- _EXERCISE BRIEF_
Among the records below, find each line that includes the string "ylabel" and copy it.

- _EXTRACTED RECORDS_
● ● ● ● ●
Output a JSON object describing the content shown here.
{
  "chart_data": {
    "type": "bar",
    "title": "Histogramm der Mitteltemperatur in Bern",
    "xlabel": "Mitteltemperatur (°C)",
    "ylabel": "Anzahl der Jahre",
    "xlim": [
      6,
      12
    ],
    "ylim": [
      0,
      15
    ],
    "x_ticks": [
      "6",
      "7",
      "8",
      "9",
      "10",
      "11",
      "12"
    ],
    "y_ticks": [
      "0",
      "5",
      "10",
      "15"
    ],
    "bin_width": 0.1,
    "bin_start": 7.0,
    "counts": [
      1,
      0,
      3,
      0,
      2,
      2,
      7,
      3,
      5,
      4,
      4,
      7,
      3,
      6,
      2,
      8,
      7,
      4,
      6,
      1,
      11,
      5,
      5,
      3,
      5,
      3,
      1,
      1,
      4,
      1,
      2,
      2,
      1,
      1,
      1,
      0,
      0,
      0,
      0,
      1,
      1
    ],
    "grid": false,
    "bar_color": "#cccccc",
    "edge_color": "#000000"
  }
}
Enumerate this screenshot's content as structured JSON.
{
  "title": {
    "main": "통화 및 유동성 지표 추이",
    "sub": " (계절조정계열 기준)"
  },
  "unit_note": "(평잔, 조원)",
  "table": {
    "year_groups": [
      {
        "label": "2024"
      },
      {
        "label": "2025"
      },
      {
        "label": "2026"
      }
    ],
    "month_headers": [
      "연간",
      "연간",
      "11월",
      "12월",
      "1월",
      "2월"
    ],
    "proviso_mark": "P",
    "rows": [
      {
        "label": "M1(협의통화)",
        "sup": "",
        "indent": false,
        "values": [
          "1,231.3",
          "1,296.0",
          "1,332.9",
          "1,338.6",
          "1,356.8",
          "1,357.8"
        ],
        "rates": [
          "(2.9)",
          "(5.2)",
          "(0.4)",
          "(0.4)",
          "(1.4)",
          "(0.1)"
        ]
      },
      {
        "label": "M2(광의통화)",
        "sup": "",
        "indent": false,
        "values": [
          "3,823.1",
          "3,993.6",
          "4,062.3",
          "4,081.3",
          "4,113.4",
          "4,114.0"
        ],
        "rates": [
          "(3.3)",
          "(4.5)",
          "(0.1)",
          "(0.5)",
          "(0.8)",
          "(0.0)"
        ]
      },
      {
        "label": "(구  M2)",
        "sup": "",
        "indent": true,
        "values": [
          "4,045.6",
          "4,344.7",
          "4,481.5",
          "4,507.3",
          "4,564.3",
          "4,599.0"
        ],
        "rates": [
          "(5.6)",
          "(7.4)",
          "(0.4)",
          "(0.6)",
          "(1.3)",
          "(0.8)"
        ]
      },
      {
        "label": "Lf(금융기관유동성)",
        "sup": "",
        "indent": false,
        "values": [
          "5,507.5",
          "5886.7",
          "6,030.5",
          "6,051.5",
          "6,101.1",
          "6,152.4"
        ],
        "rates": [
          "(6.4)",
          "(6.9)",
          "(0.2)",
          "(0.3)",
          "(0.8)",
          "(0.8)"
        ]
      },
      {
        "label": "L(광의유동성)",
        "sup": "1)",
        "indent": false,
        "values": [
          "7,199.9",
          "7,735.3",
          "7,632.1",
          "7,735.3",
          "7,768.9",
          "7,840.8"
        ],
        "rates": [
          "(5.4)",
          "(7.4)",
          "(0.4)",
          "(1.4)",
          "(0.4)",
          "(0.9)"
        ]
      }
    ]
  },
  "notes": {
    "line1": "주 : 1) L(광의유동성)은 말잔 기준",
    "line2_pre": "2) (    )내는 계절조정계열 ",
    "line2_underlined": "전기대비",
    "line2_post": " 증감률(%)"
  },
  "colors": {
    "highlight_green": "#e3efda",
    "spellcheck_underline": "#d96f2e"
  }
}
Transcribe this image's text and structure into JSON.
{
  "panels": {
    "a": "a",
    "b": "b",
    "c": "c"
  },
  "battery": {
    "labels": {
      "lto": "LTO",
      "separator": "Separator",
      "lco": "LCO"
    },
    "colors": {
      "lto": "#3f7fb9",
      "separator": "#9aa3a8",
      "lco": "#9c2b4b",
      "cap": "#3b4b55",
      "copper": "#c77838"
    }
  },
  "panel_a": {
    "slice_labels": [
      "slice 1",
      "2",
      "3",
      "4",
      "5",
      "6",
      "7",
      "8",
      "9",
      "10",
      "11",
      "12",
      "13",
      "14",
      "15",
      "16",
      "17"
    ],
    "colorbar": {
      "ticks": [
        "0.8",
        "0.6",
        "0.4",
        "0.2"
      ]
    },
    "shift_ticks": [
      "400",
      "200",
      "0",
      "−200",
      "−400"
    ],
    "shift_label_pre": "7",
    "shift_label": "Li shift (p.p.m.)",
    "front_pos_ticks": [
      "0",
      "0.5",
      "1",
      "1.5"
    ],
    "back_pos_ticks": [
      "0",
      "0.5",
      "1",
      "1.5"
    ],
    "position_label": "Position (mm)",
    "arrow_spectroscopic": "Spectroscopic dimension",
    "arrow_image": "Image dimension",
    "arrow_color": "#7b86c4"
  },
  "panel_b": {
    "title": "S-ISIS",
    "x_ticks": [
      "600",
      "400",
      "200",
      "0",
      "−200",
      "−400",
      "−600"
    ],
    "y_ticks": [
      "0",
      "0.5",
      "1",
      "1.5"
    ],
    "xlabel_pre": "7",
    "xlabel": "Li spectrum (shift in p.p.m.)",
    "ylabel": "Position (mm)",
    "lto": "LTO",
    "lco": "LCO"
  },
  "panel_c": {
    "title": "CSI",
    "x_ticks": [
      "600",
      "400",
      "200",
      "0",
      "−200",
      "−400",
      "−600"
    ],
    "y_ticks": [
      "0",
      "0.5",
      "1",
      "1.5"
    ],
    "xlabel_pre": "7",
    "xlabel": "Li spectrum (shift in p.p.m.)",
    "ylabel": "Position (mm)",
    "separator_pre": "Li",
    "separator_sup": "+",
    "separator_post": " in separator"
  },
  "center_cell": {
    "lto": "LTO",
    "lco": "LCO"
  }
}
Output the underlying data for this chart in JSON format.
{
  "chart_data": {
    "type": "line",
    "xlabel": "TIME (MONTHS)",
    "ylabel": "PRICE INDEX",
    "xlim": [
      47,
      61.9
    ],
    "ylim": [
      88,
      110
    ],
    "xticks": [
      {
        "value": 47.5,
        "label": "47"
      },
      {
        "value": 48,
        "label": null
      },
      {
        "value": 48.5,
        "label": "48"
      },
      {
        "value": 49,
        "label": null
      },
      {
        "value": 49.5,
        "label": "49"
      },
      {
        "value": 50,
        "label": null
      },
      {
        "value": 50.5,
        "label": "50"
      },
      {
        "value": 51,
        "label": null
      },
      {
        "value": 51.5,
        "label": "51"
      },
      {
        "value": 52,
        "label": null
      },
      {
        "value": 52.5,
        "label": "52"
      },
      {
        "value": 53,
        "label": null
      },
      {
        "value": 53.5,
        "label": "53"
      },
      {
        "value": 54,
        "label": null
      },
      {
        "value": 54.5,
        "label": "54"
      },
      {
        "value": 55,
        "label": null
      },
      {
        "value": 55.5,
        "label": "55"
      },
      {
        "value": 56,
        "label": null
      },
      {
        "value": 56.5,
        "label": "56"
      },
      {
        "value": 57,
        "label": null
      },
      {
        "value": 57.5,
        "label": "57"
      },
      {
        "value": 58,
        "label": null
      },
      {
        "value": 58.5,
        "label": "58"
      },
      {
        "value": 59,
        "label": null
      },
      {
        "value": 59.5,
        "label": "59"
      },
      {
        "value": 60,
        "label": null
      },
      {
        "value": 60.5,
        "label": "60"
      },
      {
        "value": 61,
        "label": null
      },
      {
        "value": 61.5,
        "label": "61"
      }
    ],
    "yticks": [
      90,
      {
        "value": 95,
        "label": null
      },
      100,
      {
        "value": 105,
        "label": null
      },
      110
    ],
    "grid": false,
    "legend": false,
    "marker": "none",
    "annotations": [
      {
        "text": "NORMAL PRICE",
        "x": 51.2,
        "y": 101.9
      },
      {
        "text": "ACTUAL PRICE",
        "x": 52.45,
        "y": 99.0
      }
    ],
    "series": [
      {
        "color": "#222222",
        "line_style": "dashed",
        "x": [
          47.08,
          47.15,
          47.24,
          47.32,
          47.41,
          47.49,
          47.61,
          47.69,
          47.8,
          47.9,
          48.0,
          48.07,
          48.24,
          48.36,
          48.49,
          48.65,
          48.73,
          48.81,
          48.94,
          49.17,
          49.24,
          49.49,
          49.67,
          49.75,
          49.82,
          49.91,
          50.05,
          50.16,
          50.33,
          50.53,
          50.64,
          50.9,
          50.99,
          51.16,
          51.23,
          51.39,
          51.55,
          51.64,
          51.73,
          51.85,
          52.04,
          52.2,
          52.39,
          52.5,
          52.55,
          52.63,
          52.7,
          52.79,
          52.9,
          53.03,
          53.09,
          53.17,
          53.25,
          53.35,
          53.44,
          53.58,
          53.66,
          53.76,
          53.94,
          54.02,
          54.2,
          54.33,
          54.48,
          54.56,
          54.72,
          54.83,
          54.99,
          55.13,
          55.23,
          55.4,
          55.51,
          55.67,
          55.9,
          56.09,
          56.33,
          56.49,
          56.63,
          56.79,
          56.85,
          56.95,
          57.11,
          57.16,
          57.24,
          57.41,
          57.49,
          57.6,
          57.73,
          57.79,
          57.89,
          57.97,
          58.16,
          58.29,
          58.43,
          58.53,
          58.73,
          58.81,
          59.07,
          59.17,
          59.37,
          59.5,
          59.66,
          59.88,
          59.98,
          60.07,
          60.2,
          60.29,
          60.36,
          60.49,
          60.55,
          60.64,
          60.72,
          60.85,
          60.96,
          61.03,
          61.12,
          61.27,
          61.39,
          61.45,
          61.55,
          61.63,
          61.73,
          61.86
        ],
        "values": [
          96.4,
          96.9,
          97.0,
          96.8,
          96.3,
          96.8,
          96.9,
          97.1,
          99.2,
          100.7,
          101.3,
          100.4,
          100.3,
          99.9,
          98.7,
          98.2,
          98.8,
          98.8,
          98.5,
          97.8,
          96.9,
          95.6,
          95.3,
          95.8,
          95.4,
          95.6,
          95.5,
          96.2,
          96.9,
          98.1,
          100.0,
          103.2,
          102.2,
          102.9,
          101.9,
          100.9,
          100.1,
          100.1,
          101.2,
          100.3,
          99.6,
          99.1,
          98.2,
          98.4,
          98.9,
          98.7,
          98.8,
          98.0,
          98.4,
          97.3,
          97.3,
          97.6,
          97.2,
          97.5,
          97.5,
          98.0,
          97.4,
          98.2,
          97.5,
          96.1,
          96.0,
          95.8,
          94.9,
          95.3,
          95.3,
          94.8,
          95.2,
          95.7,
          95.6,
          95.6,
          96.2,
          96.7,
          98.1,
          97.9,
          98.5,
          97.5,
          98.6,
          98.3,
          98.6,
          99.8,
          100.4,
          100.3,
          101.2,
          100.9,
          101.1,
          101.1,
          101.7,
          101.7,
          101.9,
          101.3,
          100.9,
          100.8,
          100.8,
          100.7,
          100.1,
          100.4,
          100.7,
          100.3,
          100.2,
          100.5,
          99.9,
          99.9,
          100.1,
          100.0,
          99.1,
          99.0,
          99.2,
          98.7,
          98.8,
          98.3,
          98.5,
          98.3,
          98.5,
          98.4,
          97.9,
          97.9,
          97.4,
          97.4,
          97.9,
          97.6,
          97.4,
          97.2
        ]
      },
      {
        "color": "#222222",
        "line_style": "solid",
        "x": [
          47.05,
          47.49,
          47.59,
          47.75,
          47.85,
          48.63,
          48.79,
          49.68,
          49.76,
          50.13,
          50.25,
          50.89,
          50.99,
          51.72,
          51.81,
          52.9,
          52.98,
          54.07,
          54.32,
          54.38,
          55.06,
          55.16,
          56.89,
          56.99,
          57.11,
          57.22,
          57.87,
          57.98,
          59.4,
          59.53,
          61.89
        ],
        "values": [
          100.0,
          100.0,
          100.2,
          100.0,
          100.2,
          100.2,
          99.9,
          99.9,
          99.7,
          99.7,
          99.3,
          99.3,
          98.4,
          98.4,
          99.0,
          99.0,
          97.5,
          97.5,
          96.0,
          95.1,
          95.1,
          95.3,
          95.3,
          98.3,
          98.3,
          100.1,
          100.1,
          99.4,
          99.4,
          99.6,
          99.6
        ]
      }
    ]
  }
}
● ● ● ● ●
- _RESPONSE TO THE EXERCISE_
    "ylabel": "Anzahl der Jahre",
    "ylabel": "Position (mm)",
    "ylabel": "Position (mm)",
    "ylabel": "PRICE INDEX",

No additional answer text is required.